ZADANIE A | Proszę wskazać na podstawie tekstu o ślubie w Bukareszcie, w jakim mieście pracują oboje nowożeńcy.
ZADANIE B | Proszę wymienić wszystkie czynności, które według tekstu o ślubie w Bukareszcie sami młodzi wykonują w trakcie ceremonii w cerkwi.
ZADANIE C |
Proszę określić, czy poniższe stwierdzenia są zgodne z tekstem o ślubie w Bukareszcie:
(i) Ceremonia w cerkwi podobała się mniej niż ceremonia w kościele rzymskokatolickim.
(ii) W trakcie ceremonii młodzi ani razu się nie odzywają.
(iii) Ślub w cerkwi jest mszą.

Na przedostatni weekend majowy wywiało nas do Bukaresztu, gdzie mój kolega z liceum brał ślub z Rumunką (obydwoje pracują w filii naszej firmy w Zurychu). Było inaczej i ciekawie, ale świetnie. Najpierw sama ceremonia zaślubin - w cerkwi i bardzo mi się ona podobała, o wiele bardziej niż ta w kościele rzymskokatolickim, gdzie zdarza się i tak, jak u koleżanki dwa tygodnie wcześniej, że ksiądz o najważniejszej części zapomniał i z fragmentu "ślub - 1" dziarsko przeszedł do "ślub + 1", co wywołało pewną konsternację u znających się i w efekcie zreflektowanie się kapłana, że coś za szybko jakoś by poszło... Tutaj (znaczy tam - w cerkwi) młodzi są w absolutnym centrum uroczystości. Ślub to nie jest msza. Ślub to jest ceremonia dla przyszłych małżonków, goście to aktorzy lub statyści, ale najważniejsi są ci, którzy tego dnia najważniejsi być powinni. Im wkłada się na głowy korony, to oni trzymając się za ręce ze świadkami trzykrotnie okrążają ikonę, to oni (znów trzykrotnie) piją wino z czarki trzymanej przez popa, a potem (zgadnijcie ile razy) jedzą biszkopto-opłatek. Co ciekawe, nie odzywają się ani razu, wykonują tylko określone tradycją ruchy. Jednym ze zwyczajów jest nałożenie obrączek najpierw na odwrót (kobiecie - męskiej, mężczyźnie - kobiecej) i dopiero później właściwie. Kolega nie był pewny, czy pop się aby nie pomylił, bo jakoś mu ta obrączka za duża się wydała, zapytał więc dyskretnie, by usłyszeć w odpowiedzi:
trust me, I've done this couple of times already (spokojnie, niejednego ślubu już udzieliłem, wiem co robię).

DOSTARCZONE DANE |
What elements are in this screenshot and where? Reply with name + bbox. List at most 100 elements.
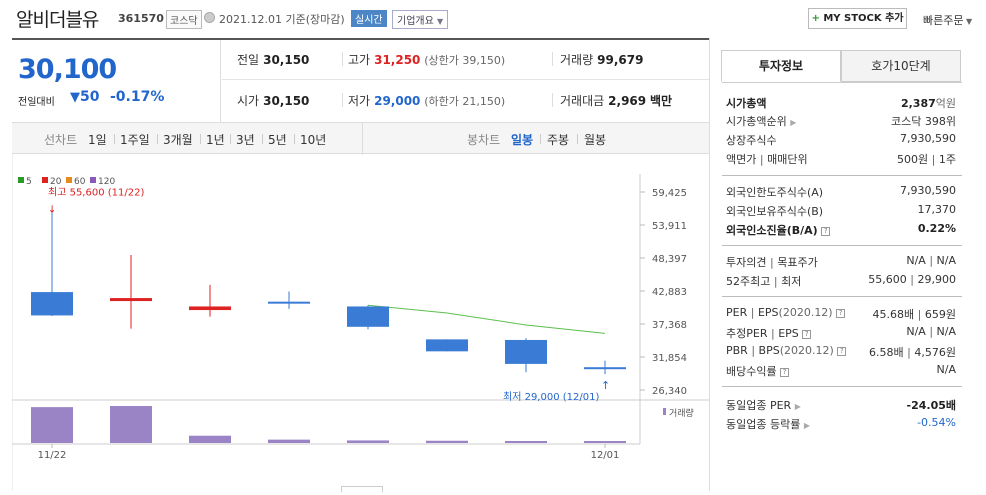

PRZYKŁADOWE ROZWIĄZANIE A | W Zurychu, w filii firmy.

PRZYKŁADOWE ROZWIĄZANIE B |
Trzymając się za ręce ze świadkami, trzykrotnie okrążają ikonę.
Trzykrotnie piją wino z czarki trzymanej przez popa.
Jedzą biszkopto-opłatek.

PRZYKŁADOWE ROZWIĄZANIE C |
(i) Nie: „bardzo mi się ona podobała, o wiele bardziej niż ta w kościele rzymskokatolickim”.
(ii) Tak: „nie odzywają się ani razu”.
(iii) Nie: „Ślub to nie jest msza.”